— BEGIN Material —

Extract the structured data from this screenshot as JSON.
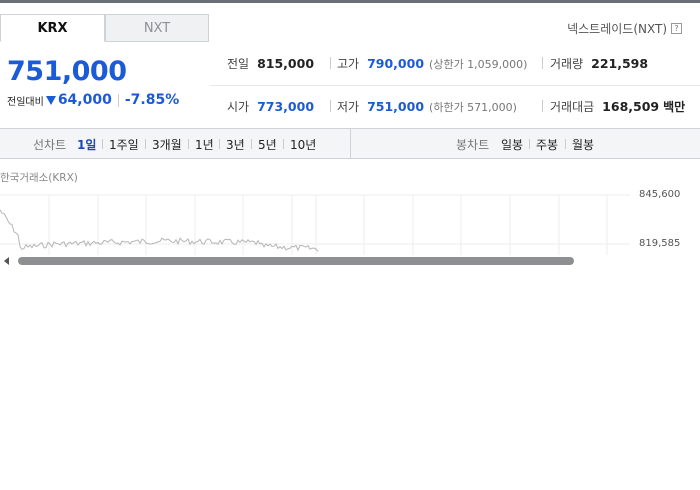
{
  "market_tabs": [
    {
      "label": "KRX",
      "active": true
    },
    {
      "label": "NXT",
      "active": false
    }
  ],
  "nxt_link": {
    "label": "넥스트레이드(NXT)",
    "help_icon": "?"
  },
  "quote": {
    "price": "751,000",
    "change_label": "전일대비",
    "change_icon": "down-triangle-icon",
    "change_value": "64,000",
    "change_percent": "-7.85%"
  },
  "stats": {
    "prev_close": {
      "label": "전일",
      "value": "815,000"
    },
    "high": {
      "label": "고가",
      "value": "790,000",
      "limit": "(상한가 1,059,000)"
    },
    "volume": {
      "label": "거래량",
      "value": "221,598"
    },
    "open": {
      "label": "시가",
      "value": "773,000"
    },
    "low": {
      "label": "저가",
      "value": "751,000",
      "limit": "(하한가 571,000)"
    },
    "amount": {
      "label": "거래대금",
      "value": "168,509",
      "unit": "백만"
    }
  },
  "line_chart_tools": {
    "label": "선차트",
    "periods": [
      "1일",
      "1주일",
      "3개월",
      "1년",
      "3년",
      "5년",
      "10년"
    ],
    "selected": "1일"
  },
  "candle_chart_tools": {
    "label": "봉차트",
    "periods": [
      "일봉",
      "주봉",
      "월봉"
    ]
  },
  "chart": {
    "source": "한국거래소(KRX)",
    "y_ticks": [
      "845,600",
      "819,585"
    ]
  },
  "colors": {
    "accent": "#1b5bd6",
    "down": "#1b5bd6",
    "line": "#b5b5b5"
  }
}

— END Material —

### Stated task
Restate each of the entries above word for word and skip every image.

### Finished answer
Extract the structured data from this screenshot as JSON.
{
  "market_tabs": [
    {
      "label": "KRX",
      "active": true
    },
    {
      "label": "NXT",
      "active": false
    }
  ],
  "nxt_link": {
    "label": "넥스트레이드(NXT)",
    "help_icon": "?"
  },
  "quote": {
    "price": "751,000",
    "change_label": "전일대비",
    "change_icon": "down-triangle-icon",
    "change_value": "64,000",
    "change_percent": "-7.85%"
  },
  "stats": {
    "prev_close": {
      "label": "전일",
      "value": "815,000"
    },
    "high": {
      "label": "고가",
      "value": "790,000",
      "limit": "(상한가 1,059,000)"
    },
    "volume": {
      "label": "거래량",
      "value": "221,598"
    },
    "open": {
      "label": "시가",
      "value": "773,000"
    },
    "low": {
      "label": "저가",
      "value": "751,000",
      "limit": "(하한가 571,000)"
    },
    "amount": {
      "label": "거래대금",
      "value": "168,509",
      "unit": "백만"
    }
  },
  "line_chart_tools": {
    "label": "선차트",
    "periods": [
      "1일",
      "1주일",
      "3개월",
      "1년",
      "3년",
      "5년",
      "10년"
    ],
    "selected": "1일"
  },
  "candle_chart_tools": {
    "label": "봉차트",
    "periods": [
      "일봉",
      "주봉",
      "월봉"
    ]
  },
  "chart": {
    "source": "한국거래소(KRX)",
    "y_ticks": [
      "845,600",
      "819,585"
    ]
  },
  "colors": {
    "accent": "#1b5bd6",
    "down": "#1b5bd6",
    "line": "#b5b5b5"
  }
}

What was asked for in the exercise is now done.